* Source data
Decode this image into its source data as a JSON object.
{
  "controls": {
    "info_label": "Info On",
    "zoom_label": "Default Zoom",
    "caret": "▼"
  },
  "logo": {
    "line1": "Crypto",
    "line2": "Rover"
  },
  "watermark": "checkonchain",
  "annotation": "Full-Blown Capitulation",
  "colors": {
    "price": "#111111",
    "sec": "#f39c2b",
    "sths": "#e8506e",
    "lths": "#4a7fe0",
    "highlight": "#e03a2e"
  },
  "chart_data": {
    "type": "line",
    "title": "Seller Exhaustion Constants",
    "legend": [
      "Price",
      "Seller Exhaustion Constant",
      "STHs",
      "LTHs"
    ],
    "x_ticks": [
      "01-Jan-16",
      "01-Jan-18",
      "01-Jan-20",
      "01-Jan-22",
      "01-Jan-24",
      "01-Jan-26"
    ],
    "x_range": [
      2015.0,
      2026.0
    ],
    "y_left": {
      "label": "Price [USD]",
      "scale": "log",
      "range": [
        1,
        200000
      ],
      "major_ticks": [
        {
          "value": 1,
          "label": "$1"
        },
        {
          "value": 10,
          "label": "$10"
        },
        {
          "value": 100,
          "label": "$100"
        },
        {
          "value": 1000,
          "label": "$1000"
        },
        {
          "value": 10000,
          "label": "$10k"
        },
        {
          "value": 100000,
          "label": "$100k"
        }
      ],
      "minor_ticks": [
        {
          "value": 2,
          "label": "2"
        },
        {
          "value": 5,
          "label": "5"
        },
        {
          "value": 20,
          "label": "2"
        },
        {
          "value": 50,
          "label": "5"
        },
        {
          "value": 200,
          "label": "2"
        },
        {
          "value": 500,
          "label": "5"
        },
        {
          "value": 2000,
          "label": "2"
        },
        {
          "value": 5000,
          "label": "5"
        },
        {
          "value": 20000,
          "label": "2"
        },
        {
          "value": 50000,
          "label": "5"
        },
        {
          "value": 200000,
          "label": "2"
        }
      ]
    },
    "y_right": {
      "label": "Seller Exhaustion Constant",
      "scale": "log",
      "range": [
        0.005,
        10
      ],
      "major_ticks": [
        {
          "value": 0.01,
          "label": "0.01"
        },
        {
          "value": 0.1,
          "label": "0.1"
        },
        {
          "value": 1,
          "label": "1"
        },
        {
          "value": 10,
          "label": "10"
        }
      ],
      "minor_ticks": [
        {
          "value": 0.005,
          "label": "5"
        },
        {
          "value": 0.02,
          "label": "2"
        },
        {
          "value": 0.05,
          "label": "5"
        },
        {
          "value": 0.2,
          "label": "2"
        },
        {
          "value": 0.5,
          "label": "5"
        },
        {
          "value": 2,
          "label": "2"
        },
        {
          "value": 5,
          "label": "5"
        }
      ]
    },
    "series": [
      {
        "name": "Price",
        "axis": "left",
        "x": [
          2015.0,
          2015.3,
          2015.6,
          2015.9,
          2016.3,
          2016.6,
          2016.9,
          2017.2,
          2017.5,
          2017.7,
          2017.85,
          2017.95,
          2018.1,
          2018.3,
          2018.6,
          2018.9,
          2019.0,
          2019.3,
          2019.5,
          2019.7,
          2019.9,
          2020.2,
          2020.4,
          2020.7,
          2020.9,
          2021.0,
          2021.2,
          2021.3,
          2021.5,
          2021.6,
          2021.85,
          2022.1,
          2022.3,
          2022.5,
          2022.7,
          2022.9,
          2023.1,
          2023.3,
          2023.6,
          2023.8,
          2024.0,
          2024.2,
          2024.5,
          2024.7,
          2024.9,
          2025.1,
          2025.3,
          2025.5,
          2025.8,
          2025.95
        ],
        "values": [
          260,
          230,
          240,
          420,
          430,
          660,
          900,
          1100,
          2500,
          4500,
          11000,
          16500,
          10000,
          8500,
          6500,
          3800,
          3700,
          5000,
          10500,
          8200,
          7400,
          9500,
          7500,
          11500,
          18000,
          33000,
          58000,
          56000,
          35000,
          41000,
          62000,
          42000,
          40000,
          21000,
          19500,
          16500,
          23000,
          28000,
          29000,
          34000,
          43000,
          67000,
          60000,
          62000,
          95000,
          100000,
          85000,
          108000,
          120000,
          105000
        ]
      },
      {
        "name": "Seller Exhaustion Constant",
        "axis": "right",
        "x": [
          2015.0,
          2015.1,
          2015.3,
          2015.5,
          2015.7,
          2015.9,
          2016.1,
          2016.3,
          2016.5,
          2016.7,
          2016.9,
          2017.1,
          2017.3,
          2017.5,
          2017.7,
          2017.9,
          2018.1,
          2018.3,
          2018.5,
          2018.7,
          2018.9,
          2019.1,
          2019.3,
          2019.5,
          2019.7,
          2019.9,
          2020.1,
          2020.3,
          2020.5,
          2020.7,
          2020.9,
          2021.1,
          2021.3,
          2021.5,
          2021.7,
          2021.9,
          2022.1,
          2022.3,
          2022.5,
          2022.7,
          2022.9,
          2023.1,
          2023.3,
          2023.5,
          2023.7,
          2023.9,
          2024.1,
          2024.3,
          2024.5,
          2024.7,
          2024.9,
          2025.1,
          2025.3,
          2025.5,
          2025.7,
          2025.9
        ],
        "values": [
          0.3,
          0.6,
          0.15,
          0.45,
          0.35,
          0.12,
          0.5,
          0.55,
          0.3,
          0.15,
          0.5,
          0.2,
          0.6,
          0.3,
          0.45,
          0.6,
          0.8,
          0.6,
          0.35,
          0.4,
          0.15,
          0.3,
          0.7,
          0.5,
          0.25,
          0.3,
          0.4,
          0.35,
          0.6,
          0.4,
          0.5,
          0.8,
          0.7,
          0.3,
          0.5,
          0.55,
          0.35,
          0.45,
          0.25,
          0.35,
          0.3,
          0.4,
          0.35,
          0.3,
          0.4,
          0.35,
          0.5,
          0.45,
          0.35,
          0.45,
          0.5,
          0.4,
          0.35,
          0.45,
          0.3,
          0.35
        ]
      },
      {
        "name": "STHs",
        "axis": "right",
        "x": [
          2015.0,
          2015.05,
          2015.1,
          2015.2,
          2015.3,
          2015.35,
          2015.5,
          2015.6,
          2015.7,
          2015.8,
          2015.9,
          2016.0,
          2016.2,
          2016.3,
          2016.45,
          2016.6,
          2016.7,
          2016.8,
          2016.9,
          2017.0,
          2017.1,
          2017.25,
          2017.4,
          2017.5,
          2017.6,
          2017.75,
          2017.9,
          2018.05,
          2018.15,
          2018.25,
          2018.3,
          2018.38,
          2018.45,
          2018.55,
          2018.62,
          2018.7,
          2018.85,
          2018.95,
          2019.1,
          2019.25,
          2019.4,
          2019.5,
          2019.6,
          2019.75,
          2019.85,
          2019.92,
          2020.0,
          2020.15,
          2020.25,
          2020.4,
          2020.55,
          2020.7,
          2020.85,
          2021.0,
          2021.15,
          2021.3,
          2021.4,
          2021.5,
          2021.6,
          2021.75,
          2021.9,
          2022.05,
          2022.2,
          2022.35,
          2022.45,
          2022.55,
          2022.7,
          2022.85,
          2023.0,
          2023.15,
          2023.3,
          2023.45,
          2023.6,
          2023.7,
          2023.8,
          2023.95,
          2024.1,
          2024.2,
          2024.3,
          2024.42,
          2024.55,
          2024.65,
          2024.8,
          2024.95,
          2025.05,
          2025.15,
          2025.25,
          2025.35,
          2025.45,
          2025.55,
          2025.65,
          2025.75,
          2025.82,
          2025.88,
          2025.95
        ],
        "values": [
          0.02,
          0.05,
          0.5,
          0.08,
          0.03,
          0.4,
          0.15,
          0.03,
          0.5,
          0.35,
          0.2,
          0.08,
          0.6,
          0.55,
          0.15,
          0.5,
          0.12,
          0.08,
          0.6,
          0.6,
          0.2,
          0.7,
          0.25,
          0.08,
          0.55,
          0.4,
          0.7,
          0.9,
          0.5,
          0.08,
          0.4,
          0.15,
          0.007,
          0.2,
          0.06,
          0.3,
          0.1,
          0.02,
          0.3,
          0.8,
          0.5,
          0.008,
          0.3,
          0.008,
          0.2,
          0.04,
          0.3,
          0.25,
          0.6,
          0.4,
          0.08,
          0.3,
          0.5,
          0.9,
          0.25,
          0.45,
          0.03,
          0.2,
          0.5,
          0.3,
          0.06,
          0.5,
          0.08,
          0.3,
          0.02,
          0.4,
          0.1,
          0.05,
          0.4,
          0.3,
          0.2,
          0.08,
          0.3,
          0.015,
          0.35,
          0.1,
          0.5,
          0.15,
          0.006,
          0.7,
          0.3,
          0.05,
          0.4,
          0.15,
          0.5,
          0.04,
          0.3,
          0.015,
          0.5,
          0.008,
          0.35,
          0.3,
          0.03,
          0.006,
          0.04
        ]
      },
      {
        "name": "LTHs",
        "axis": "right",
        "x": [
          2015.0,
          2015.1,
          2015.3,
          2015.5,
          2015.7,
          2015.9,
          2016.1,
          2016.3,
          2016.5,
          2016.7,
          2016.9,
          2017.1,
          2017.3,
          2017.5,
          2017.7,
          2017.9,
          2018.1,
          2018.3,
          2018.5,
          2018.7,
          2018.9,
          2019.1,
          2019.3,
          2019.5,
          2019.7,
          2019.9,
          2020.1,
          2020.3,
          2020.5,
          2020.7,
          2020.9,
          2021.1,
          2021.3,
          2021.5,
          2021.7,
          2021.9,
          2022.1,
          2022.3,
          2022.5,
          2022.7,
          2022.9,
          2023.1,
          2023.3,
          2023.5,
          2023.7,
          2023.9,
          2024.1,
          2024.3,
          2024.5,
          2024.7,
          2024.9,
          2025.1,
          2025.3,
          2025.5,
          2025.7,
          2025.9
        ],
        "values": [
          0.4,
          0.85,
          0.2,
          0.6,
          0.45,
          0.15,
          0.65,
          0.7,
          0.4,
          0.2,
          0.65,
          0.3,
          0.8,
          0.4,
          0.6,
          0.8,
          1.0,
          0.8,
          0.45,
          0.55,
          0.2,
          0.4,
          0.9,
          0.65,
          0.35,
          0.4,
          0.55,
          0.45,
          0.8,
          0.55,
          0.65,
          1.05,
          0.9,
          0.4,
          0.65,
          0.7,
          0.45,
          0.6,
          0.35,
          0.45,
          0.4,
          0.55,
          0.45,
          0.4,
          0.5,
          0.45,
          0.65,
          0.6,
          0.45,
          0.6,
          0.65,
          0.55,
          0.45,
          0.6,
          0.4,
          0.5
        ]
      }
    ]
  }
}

==

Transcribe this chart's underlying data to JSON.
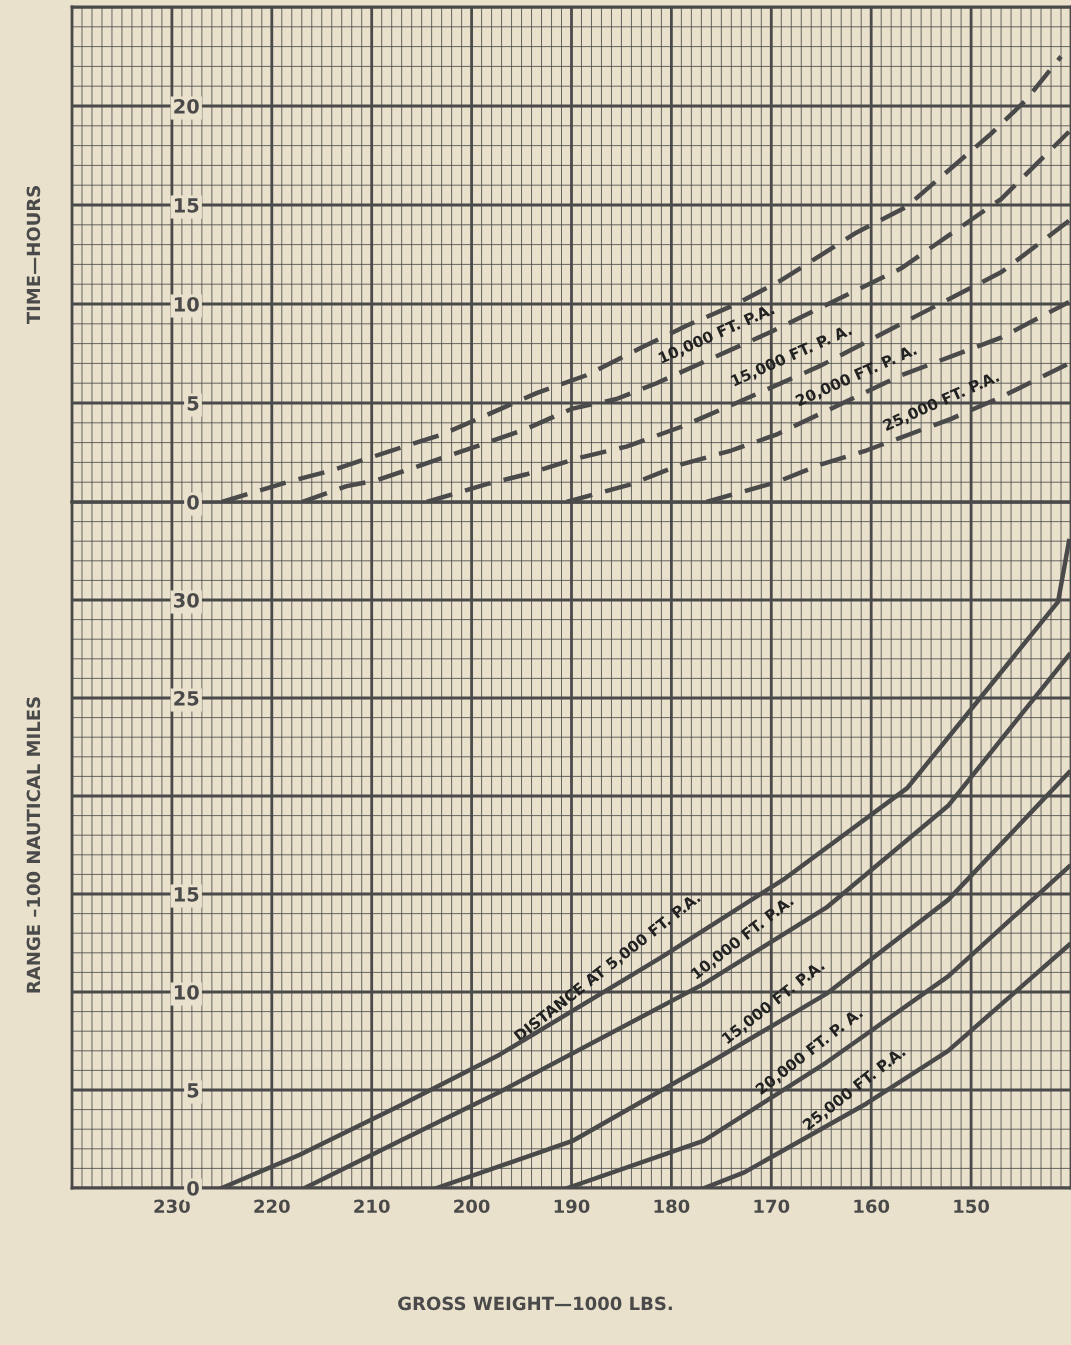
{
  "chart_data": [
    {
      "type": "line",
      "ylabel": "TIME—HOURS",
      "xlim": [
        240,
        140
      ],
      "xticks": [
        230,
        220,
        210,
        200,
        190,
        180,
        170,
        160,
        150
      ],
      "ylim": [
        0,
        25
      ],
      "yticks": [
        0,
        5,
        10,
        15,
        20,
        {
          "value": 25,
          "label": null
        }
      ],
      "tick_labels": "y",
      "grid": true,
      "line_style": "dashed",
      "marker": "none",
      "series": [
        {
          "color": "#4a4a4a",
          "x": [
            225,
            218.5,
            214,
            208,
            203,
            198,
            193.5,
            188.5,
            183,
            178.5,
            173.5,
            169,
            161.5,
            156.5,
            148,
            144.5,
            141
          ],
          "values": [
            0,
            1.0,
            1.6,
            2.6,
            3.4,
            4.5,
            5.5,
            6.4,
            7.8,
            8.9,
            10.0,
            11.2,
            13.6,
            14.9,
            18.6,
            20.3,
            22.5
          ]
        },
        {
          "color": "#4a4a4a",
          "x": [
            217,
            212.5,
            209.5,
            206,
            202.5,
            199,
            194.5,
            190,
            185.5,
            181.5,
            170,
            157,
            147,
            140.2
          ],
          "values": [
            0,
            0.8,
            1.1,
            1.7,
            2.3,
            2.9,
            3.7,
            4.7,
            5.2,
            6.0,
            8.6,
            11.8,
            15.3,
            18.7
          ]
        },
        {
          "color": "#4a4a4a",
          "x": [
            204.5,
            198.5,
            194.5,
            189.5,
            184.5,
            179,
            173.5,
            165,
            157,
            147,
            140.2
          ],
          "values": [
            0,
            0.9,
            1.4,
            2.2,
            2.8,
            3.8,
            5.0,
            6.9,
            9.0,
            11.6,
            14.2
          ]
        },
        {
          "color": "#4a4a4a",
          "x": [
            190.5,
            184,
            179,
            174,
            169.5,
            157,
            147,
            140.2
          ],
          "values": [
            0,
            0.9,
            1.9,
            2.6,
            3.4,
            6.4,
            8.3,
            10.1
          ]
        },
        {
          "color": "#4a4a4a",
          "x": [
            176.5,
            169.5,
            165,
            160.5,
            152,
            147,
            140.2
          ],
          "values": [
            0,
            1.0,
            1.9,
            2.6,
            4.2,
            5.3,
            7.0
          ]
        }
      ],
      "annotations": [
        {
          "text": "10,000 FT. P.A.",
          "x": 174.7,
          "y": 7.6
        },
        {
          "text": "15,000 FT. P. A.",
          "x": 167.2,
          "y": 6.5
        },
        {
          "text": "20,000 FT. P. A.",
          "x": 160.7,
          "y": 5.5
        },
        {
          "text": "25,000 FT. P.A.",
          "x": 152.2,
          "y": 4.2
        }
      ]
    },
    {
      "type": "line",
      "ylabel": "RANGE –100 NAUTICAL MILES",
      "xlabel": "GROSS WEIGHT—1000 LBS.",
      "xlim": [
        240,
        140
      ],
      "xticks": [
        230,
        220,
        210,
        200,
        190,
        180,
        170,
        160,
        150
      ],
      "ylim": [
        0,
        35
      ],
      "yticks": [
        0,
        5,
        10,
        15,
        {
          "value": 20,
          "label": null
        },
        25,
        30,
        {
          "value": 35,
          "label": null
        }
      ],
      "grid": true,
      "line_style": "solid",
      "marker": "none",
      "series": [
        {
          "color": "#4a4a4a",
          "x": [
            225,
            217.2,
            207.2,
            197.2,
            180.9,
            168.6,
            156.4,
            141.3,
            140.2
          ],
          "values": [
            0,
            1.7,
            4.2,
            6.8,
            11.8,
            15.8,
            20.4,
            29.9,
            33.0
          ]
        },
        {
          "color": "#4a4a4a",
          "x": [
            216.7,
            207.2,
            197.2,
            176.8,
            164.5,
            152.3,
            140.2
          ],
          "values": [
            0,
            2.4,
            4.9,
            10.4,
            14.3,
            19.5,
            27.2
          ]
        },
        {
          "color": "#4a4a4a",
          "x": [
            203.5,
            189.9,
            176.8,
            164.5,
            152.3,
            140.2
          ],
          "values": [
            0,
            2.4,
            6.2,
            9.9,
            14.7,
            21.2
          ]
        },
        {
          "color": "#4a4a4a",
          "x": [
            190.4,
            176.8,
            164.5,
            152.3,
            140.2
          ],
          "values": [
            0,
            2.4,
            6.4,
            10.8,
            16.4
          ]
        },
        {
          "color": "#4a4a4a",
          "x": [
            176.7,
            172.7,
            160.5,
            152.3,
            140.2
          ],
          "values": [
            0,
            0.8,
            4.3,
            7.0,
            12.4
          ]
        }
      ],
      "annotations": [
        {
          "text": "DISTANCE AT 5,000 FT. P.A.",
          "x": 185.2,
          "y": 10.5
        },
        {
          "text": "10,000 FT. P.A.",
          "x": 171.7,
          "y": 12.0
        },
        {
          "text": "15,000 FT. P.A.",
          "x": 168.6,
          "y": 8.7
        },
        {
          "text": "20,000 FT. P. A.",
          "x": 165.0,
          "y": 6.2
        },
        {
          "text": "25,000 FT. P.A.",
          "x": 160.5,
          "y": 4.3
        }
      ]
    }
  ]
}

* WHAT IS BEING ASKED
From the entries above, collect every line with the string "ylabel" in it.

* SOLUTION FOR THIS EXERCISE
      "ylabel": "TIME—HOURS",
      "ylabel": "RANGE –100 NAUTICAL MILES",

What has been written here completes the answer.